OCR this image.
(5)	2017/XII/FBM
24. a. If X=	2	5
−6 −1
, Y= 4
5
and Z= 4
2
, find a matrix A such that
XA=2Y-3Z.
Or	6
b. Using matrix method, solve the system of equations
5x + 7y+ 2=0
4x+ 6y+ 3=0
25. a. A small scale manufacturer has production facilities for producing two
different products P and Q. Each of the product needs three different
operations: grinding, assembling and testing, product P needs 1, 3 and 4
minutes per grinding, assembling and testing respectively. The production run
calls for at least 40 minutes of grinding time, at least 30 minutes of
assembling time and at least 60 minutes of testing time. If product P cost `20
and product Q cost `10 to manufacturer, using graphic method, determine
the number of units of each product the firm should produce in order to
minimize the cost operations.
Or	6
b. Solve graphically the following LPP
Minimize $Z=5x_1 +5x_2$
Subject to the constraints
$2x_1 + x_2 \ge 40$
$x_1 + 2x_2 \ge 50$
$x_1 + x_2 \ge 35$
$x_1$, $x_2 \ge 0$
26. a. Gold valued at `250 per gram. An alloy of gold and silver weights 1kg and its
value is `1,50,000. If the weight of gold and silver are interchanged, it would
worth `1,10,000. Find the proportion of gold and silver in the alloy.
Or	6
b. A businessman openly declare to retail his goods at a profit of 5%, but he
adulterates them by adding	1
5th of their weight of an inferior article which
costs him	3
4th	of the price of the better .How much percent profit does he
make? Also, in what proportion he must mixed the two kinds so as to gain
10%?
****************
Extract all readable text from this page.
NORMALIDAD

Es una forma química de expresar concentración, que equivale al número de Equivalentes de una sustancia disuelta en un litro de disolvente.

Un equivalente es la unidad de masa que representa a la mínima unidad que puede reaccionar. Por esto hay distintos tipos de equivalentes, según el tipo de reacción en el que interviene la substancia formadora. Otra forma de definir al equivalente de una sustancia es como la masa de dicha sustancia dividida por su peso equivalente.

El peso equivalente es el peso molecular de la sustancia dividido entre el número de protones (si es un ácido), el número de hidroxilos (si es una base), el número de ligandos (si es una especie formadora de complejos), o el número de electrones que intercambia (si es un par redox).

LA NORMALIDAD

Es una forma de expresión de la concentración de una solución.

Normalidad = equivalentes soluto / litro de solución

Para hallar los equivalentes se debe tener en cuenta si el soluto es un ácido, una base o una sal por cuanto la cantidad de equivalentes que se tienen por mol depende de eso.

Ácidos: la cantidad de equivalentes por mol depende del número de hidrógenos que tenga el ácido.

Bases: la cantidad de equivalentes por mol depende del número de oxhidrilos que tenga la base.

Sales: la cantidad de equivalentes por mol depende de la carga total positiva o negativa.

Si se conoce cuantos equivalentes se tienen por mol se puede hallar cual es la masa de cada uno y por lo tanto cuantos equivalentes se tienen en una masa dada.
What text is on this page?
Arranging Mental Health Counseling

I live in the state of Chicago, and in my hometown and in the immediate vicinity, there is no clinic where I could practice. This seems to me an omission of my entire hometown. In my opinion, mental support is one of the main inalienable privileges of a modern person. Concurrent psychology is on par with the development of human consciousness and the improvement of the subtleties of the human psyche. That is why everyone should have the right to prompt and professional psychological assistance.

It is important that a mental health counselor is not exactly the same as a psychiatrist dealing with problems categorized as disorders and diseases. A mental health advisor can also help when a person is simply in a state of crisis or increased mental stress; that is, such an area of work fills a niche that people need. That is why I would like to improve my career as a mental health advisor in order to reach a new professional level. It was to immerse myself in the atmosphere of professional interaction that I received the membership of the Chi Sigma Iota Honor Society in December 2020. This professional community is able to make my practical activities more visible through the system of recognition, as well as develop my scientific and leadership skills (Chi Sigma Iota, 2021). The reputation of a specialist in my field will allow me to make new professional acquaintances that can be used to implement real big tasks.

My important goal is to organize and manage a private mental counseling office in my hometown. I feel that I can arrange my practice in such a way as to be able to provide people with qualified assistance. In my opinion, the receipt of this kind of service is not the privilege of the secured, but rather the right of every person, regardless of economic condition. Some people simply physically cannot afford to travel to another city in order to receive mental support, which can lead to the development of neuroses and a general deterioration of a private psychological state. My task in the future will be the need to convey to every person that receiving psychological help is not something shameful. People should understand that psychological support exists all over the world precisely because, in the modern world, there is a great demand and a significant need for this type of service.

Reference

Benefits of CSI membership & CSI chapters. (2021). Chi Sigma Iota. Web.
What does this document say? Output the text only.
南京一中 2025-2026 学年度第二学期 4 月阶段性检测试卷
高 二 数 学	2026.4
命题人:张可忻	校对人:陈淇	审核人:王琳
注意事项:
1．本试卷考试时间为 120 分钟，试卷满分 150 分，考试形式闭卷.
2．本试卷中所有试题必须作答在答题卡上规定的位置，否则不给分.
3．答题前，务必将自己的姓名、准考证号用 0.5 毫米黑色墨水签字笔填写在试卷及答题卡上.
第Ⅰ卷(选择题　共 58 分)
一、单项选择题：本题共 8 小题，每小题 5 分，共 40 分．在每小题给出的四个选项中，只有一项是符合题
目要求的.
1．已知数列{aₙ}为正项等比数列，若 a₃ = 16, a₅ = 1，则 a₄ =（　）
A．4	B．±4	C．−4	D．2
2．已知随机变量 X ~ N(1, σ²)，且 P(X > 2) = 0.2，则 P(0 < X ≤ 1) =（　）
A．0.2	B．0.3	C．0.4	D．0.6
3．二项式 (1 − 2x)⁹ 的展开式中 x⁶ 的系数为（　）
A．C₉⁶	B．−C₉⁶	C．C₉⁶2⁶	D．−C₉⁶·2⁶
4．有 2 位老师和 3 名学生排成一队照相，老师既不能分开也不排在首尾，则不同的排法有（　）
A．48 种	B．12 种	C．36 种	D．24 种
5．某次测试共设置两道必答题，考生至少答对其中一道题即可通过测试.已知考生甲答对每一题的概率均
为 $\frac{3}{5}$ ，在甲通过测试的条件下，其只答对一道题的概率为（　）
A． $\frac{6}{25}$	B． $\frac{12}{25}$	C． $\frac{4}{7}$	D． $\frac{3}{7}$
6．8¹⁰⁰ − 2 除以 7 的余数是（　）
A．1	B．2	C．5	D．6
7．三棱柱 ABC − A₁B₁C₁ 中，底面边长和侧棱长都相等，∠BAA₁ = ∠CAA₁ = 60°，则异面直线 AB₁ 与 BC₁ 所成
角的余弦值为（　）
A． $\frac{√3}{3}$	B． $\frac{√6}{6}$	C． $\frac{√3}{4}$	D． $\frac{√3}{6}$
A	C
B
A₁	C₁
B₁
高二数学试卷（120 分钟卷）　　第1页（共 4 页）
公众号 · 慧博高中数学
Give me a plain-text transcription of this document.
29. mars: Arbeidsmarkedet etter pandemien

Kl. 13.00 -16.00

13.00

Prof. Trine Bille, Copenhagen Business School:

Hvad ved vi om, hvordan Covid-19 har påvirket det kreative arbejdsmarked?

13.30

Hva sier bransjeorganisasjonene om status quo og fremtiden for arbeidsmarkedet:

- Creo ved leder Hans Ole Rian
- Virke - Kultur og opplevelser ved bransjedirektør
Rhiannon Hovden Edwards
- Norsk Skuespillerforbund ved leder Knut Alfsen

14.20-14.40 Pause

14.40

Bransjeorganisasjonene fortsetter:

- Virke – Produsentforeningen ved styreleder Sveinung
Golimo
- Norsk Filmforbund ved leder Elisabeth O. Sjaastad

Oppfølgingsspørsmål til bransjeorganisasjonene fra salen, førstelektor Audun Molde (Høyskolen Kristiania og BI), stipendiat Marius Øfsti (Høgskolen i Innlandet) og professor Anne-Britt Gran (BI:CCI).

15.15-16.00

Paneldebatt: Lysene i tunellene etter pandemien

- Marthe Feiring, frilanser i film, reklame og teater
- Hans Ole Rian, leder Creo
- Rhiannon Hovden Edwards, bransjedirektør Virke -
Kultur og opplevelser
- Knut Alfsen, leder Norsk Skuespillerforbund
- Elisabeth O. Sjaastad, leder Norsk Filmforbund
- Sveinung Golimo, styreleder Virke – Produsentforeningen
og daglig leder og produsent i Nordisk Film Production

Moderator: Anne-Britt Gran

= = = =

◆ **Required task**: Look through the material above and pick out each line holding the word "text".

◆ **Output of the task**:
Extract all readable text from this page.
What text is on this page?
What does this document say? Output the text only.
Give me a plain-text transcription of this document.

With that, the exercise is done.